┏━━
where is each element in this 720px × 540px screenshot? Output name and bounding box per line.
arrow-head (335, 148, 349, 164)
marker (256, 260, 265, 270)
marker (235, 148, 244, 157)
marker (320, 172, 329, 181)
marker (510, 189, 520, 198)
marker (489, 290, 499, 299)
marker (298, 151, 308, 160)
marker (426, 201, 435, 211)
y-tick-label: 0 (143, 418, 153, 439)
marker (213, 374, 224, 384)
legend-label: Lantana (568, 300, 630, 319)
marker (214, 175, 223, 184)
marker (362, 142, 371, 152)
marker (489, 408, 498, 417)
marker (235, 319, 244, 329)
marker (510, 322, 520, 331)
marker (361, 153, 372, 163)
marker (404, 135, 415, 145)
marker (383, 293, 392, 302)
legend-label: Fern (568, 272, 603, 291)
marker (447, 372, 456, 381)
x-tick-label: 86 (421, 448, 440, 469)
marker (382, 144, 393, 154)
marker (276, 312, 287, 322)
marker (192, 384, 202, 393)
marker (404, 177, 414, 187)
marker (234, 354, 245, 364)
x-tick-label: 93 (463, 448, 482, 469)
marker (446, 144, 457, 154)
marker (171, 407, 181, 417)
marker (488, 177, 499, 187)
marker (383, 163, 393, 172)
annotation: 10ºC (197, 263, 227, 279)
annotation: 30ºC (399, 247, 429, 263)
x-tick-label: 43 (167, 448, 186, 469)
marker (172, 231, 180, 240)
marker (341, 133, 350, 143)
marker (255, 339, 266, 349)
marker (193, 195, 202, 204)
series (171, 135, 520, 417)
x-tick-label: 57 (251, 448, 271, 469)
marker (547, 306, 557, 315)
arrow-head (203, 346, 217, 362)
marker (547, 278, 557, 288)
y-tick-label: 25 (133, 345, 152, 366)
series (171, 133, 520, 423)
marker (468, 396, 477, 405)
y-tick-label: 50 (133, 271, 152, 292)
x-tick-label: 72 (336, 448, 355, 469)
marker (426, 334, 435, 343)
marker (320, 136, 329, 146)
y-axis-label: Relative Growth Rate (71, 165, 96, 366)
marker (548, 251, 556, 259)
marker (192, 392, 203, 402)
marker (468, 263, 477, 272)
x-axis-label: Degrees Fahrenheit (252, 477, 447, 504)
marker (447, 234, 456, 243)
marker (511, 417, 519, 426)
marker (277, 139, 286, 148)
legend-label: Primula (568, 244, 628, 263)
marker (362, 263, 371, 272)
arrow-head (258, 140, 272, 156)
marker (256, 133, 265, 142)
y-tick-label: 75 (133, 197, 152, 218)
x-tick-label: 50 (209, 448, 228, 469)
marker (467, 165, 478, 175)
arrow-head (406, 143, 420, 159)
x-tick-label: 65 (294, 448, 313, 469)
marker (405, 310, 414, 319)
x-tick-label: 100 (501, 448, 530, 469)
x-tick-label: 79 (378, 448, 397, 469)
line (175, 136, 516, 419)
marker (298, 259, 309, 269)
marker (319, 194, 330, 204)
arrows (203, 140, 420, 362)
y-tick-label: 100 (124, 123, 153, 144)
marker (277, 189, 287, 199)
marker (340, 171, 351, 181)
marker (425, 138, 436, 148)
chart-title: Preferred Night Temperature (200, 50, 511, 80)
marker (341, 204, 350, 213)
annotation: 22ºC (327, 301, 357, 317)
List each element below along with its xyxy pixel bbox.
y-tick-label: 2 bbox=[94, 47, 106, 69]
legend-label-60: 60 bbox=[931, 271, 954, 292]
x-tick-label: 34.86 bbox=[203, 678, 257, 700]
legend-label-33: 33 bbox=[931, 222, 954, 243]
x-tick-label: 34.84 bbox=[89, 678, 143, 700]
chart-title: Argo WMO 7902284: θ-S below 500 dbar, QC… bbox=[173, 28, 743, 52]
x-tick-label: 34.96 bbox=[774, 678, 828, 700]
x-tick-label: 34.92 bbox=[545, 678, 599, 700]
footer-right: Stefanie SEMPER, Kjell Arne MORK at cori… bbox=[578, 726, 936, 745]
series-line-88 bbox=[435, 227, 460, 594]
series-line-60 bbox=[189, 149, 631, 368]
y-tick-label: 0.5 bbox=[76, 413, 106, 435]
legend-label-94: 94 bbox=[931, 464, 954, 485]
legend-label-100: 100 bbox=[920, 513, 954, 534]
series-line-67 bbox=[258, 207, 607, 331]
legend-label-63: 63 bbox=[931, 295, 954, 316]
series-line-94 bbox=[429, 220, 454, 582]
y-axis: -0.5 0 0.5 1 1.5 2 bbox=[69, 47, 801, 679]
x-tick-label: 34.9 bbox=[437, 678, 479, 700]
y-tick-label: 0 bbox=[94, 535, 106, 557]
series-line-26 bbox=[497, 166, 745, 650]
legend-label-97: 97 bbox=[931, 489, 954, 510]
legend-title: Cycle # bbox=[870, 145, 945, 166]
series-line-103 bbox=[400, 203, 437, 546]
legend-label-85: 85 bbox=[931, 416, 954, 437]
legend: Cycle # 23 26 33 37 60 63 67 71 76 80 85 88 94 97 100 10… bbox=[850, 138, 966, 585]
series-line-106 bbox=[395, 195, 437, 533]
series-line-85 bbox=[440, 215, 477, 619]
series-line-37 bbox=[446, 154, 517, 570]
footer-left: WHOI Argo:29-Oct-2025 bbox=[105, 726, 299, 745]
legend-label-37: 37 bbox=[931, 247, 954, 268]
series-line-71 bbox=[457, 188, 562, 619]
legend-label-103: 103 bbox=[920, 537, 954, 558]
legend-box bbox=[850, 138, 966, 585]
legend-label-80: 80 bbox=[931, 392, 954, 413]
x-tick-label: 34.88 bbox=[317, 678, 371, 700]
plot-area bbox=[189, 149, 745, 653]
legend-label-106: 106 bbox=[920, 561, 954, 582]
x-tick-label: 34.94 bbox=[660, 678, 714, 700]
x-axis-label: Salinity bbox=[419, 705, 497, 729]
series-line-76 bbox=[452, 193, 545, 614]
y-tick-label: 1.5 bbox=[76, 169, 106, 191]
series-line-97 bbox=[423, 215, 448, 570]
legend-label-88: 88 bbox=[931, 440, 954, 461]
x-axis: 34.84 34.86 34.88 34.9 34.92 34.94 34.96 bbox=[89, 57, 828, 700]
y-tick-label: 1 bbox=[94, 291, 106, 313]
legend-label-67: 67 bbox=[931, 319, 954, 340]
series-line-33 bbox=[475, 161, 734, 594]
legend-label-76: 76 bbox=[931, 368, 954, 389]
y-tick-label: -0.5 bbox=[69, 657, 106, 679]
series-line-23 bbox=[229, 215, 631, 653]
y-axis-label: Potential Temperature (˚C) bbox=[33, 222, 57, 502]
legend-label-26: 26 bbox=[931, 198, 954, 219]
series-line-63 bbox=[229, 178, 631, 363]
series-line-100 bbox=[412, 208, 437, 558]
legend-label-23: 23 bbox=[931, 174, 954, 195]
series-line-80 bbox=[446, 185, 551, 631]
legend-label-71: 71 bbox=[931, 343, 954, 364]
┗━━
» WRITTEN EXERCISE: Can you give all of the lines above again, with "Lantana" switched to "Verbena" and everything else left unchanged?

» ANSWER TO THIS TASK:
where is each element in this 720px × 540px screenshot? Output name and bounding box per line.
arrow-head (335, 148, 349, 164)
marker (256, 260, 265, 270)
marker (235, 148, 244, 157)
marker (320, 172, 329, 181)
marker (510, 189, 520, 198)
marker (489, 290, 499, 299)
marker (298, 151, 308, 160)
marker (426, 201, 435, 211)
y-tick-label: 0 (143, 418, 153, 439)
marker (213, 374, 224, 384)
legend-label: Verbena (568, 300, 630, 319)
marker (214, 175, 223, 184)
marker (362, 142, 371, 152)
marker (489, 408, 498, 417)
marker (235, 319, 244, 329)
marker (510, 322, 520, 331)
marker (361, 153, 372, 163)
marker (404, 135, 415, 145)
marker (383, 293, 392, 302)
legend-label: Fern (568, 272, 603, 291)
marker (447, 372, 456, 381)
x-tick-label: 86 (421, 448, 440, 469)
marker (382, 144, 393, 154)
marker (276, 312, 287, 322)
marker (192, 384, 202, 393)
marker (404, 177, 414, 187)
marker (234, 354, 245, 364)
x-tick-label: 93 (463, 448, 482, 469)
marker (446, 144, 457, 154)
marker (171, 407, 181, 417)
marker (488, 177, 499, 187)
marker (383, 163, 393, 172)
annotation: 10ºC (197, 263, 227, 279)
annotation: 30ºC (399, 247, 429, 263)
x-tick-label: 43 (167, 448, 186, 469)
marker (172, 231, 180, 240)
marker (341, 133, 350, 143)
marker (255, 339, 266, 349)
marker (193, 195, 202, 204)
series (171, 135, 520, 417)
x-tick-label: 57 (251, 448, 271, 469)
marker (547, 306, 557, 315)
arrow-head (203, 346, 217, 362)
marker (547, 278, 557, 288)
y-tick-label: 25 (133, 345, 152, 366)
series (171, 133, 520, 423)
marker (468, 396, 477, 405)
y-tick-label: 50 (133, 271, 152, 292)
x-tick-label: 72 (336, 448, 355, 469)
marker (426, 334, 435, 343)
marker (320, 136, 329, 146)
y-axis-label: Relative Growth Rate (71, 165, 96, 366)
marker (548, 251, 556, 259)
marker (192, 392, 203, 402)
marker (468, 263, 477, 272)
x-axis-label: Degrees Fahrenheit (252, 477, 447, 504)
marker (447, 234, 456, 243)
marker (511, 417, 519, 426)
marker (277, 139, 286, 148)
legend-label: Primula (568, 244, 628, 263)
marker (362, 263, 371, 272)
arrow-head (258, 140, 272, 156)
marker (256, 133, 265, 142)
y-tick-label: 75 (133, 197, 152, 218)
x-tick-label: 50 (209, 448, 228, 469)
marker (467, 165, 478, 175)
arrow-head (406, 143, 420, 159)
x-tick-label: 65 (294, 448, 313, 469)
marker (405, 310, 414, 319)
x-tick-label: 100 (501, 448, 530, 469)
x-tick-label: 79 (378, 448, 397, 469)
line (175, 136, 516, 419)
marker (298, 259, 309, 269)
marker (319, 194, 330, 204)
arrows (203, 140, 420, 362)
y-tick-label: 100 (124, 123, 153, 144)
marker (277, 189, 287, 199)
marker (340, 171, 351, 181)
marker (425, 138, 436, 148)
chart-title: Preferred Night Temperature (200, 50, 511, 80)
marker (341, 204, 350, 213)
annotation: 22ºC (327, 301, 357, 317)
List each element below along with its xyxy pixel bbox.
y-tick-label: 2 bbox=[94, 47, 106, 69]
legend-label-60: 60 bbox=[931, 271, 954, 292]
x-tick-label: 34.86 bbox=[203, 678, 257, 700]
legend-label-33: 33 bbox=[931, 222, 954, 243]
x-tick-label: 34.84 bbox=[89, 678, 143, 700]
chart-title: Argo WMO 7902284: θ-S below 500 dbar, QC… bbox=[173, 28, 743, 52]
x-tick-label: 34.96 bbox=[774, 678, 828, 700]
x-tick-label: 34.92 bbox=[545, 678, 599, 700]
footer-right: Stefanie SEMPER, Kjell Arne MORK at cori… bbox=[578, 726, 936, 745]
series-line-88 bbox=[435, 227, 460, 594]
series-line-60 bbox=[189, 149, 631, 368]
y-tick-label: 0.5 bbox=[76, 413, 106, 435]
legend-label-94: 94 bbox=[931, 464, 954, 485]
legend-label-100: 100 bbox=[920, 513, 954, 534]
series-line-67 bbox=[258, 207, 607, 331]
legend-label-63: 63 bbox=[931, 295, 954, 316]
series-line-94 bbox=[429, 220, 454, 582]
y-axis: -0.5 0 0.5 1 1.5 2 bbox=[69, 47, 801, 679]
x-tick-label: 34.9 bbox=[437, 678, 479, 700]
y-tick-label: 0 bbox=[94, 535, 106, 557]
series-line-26 bbox=[497, 166, 745, 650]
legend-label-97: 97 bbox=[931, 489, 954, 510]
legend-title: Cycle # bbox=[870, 145, 945, 166]
series-line-103 bbox=[400, 203, 437, 546]
legend-label-85: 85 bbox=[931, 416, 954, 437]
legend: Cycle # 23 26 33 37 60 63 67 71 76 80 85 88 94 97 100 10… bbox=[850, 138, 966, 585]
series-line-106 bbox=[395, 195, 437, 533]
series-line-85 bbox=[440, 215, 477, 619]
series-line-37 bbox=[446, 154, 517, 570]
footer-left: WHOI Argo:29-Oct-2025 bbox=[105, 726, 299, 745]
legend-label-37: 37 bbox=[931, 247, 954, 268]
series-line-71 bbox=[457, 188, 562, 619]
legend-label-103: 103 bbox=[920, 537, 954, 558]
legend-box bbox=[850, 138, 966, 585]
legend-label-80: 80 bbox=[931, 392, 954, 413]
x-tick-label: 34.88 bbox=[317, 678, 371, 700]
plot-area bbox=[189, 149, 745, 653]
legend-label-106: 106 bbox=[920, 561, 954, 582]
x-tick-label: 34.94 bbox=[660, 678, 714, 700]
x-axis-label: Salinity bbox=[419, 705, 497, 729]
series-line-76 bbox=[452, 193, 545, 614]
y-tick-label: 1.5 bbox=[76, 169, 106, 191]
series-line-97 bbox=[423, 215, 448, 570]
legend-label-88: 88 bbox=[931, 440, 954, 461]
x-axis: 34.84 34.86 34.88 34.9 34.92 34.94 34.96 bbox=[89, 57, 828, 700]
y-tick-label: 1 bbox=[94, 291, 106, 313]
legend-label-67: 67 bbox=[931, 319, 954, 340]
series-line-33 bbox=[475, 161, 734, 594]
legend-label-76: 76 bbox=[931, 368, 954, 389]
y-tick-label: -0.5 bbox=[69, 657, 106, 679]
series-line-23 bbox=[229, 215, 631, 653]
y-axis-label: Potential Temperature (˚C) bbox=[33, 222, 57, 502]
legend-label-26: 26 bbox=[931, 198, 954, 219]
series-line-63 bbox=[229, 178, 631, 363]
series-line-100 bbox=[412, 208, 437, 558]
legend-label-23: 23 bbox=[931, 174, 954, 195]
series-line-80 bbox=[446, 185, 551, 631]
legend-label-71: 71 bbox=[931, 343, 954, 364]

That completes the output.